PROBLEM REQUIREMENTS: Each line below should be quoted exactly, please.

Stored entries:
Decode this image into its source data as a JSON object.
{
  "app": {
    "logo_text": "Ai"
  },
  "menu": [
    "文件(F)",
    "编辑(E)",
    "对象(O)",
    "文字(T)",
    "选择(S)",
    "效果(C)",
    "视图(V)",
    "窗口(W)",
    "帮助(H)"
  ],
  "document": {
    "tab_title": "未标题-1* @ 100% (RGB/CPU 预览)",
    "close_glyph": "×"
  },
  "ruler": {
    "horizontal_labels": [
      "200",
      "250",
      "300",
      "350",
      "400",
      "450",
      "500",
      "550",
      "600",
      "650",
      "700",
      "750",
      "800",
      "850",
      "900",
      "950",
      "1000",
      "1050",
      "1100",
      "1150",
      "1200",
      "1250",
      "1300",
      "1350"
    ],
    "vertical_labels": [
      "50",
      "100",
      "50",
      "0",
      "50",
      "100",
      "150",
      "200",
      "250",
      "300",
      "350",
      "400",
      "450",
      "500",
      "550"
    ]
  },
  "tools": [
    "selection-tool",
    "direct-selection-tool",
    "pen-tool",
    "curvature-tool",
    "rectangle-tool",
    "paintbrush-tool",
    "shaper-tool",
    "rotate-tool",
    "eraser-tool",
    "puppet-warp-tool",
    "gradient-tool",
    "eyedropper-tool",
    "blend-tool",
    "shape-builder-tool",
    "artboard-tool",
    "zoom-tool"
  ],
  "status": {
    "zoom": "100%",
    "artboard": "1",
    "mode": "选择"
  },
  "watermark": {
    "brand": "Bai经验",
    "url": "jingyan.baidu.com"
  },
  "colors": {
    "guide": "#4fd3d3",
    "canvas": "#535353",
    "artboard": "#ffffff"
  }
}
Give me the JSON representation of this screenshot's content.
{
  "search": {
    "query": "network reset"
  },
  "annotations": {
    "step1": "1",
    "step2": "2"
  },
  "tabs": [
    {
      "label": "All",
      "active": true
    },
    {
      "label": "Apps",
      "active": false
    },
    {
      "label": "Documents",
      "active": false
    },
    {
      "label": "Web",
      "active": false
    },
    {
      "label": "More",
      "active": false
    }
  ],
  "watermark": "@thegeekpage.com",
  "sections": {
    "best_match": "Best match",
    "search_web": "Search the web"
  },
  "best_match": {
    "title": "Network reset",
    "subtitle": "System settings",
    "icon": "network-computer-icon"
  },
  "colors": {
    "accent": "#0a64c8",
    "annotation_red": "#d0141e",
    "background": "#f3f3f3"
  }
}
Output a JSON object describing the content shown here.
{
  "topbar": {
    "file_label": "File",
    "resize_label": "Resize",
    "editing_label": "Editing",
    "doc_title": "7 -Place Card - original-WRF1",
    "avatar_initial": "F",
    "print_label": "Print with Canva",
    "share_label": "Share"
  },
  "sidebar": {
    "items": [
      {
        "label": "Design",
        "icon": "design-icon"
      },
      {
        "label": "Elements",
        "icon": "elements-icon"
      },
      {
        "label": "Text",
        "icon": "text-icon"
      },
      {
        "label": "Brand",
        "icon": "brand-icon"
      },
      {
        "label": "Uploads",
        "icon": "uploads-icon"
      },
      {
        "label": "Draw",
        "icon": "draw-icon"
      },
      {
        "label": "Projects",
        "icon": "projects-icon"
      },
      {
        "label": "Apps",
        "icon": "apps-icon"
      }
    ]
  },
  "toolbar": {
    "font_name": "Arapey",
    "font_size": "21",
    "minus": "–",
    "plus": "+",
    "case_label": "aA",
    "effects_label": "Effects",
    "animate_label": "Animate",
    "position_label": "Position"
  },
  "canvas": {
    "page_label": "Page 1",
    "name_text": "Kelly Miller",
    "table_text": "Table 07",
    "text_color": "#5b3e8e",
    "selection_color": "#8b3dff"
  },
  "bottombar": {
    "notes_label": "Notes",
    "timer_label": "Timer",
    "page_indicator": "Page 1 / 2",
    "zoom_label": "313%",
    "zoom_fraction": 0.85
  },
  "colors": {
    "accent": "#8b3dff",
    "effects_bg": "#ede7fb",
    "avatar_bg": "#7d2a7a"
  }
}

WRITTEN SOLUTION:
Decode this image into its source data as a JSON object.
{
  "app": {
    "logo_text": "Ai"
  },
  "menu": [
    "文件(F)",
    "编辑(E)",
    "对象(O)",
    "文字(T)",
    "选择(S)",
    "效果(C)",
    "视图(V)",
    "窗口(W)",
    "帮助(H)"
  ],
  "document": {
    "tab_title": "未标题-1* @ 100% (RGB/CPU 预览)",
    "close_glyph": "×"
  },
  "ruler": {
    "horizontal_labels": [
      "200",
      "250",
      "300",
      "350",
      "400",
      "450",
      "500",
      "550",
      "600",
      "650",
      "700",
      "750",
      "800",
      "850",
      "900",
      "950",
      "1000",
      "1050",
      "1100",
      "1150",
      "1200",
      "1250",
      "1300",
      "1350"
    ],
    "vertical_labels": [
      "50",
      "100",
      "50",
      "0",
      "50",
      "100",
      "150",
      "200",
      "250",
      "300",
      "350",
      "400",
      "450",
      "500",
      "550"
    ]
  },
  "tools": [
    "selection-tool",
    "direct-selection-tool",
    "pen-tool",
    "curvature-tool",
    "rectangle-tool",
    "paintbrush-tool",
    "shaper-tool",
    "rotate-tool",
    "eraser-tool",
    "puppet-warp-tool",
    "gradient-tool",
    "eyedropper-tool",
    "blend-tool",
    "shape-builder-tool",
    "artboard-tool",
    "zoom-tool"
  ],
  "status": {
    "zoom": "100%",
    "artboard": "1",
    "mode": "选择"
  },
  "watermark": {
    "brand": "Bai经验",
    "url": "jingyan.baidu.com"
  },
  "colors": {
    "guide": "#4fd3d3",
    "canvas": "#535353",
    "artboard": "#ffffff"
  }
}
Give me the JSON representation of this screenshot's content.
{
  "search": {
    "query": "network reset"
  },
  "annotations": {
    "step1": "1",
    "step2": "2"
  },
  "tabs": [
    {
      "label": "All",
      "active": true
    },
    {
      "label": "Apps",
      "active": false
    },
    {
      "label": "Documents",
      "active": false
    },
    {
      "label": "Web",
      "active": false
    },
    {
      "label": "More",
      "active": false
    }
  ],
  "watermark": "@thegeekpage.com",
  "sections": {
    "best_match": "Best match",
    "search_web": "Search the web"
  },
  "best_match": {
    "title": "Network reset",
    "subtitle": "System settings",
    "icon": "network-computer-icon"
  },
  "colors": {
    "accent": "#0a64c8",
    "annotation_red": "#d0141e",
    "background": "#f3f3f3"
  }
}
Output a JSON object describing the content shown here.
{
  "topbar": {
    "file_label": "File",
    "resize_label": "Resize",
    "editing_label": "Editing",
    "doc_title": "7 -Place Card - original-WRF1",
    "avatar_initial": "F",
    "print_label": "Print with Canva",
    "share_label": "Share"
  },
  "sidebar": {
    "items": [
      {
        "label": "Design",
        "icon": "design-icon"
      },
      {
        "label": "Elements",
        "icon": "elements-icon"
      },
      {
        "label": "Text",
        "icon": "text-icon"
      },
      {
        "label": "Brand",
        "icon": "brand-icon"
      },
      {
        "label": "Uploads",
        "icon": "uploads-icon"
      },
      {
        "label": "Draw",
        "icon": "draw-icon"
      },
      {
        "label": "Projects",
        "icon": "projects-icon"
      },
      {
        "label": "Apps",
        "icon": "apps-icon"
      }
    ]
  },
  "toolbar": {
    "font_name": "Arapey",
    "font_size": "21",
    "minus": "–",
    "plus": "+",
    "case_label": "aA",
    "effects_label": "Effects",
    "animate_label": "Animate",
    "position_label": "Position"
  },
  "canvas": {
    "page_label": "Page 1",
    "name_text": "Kelly Miller",
    "table_text": "Table 07",
    "text_color": "#5b3e8e",
    "selection_color": "#8b3dff"
  },
  "bottombar": {
    "notes_label": "Notes",
    "timer_label": "Timer",
    "page_indicator": "Page 1 / 2",
    "zoom_label": "313%",
    "zoom_fraction": 0.85
  },
  "colors": {
    "accent": "#8b3dff",
    "effects_bg": "#ede7fb",
    "avatar_bg": "#7d2a7a"
  }
}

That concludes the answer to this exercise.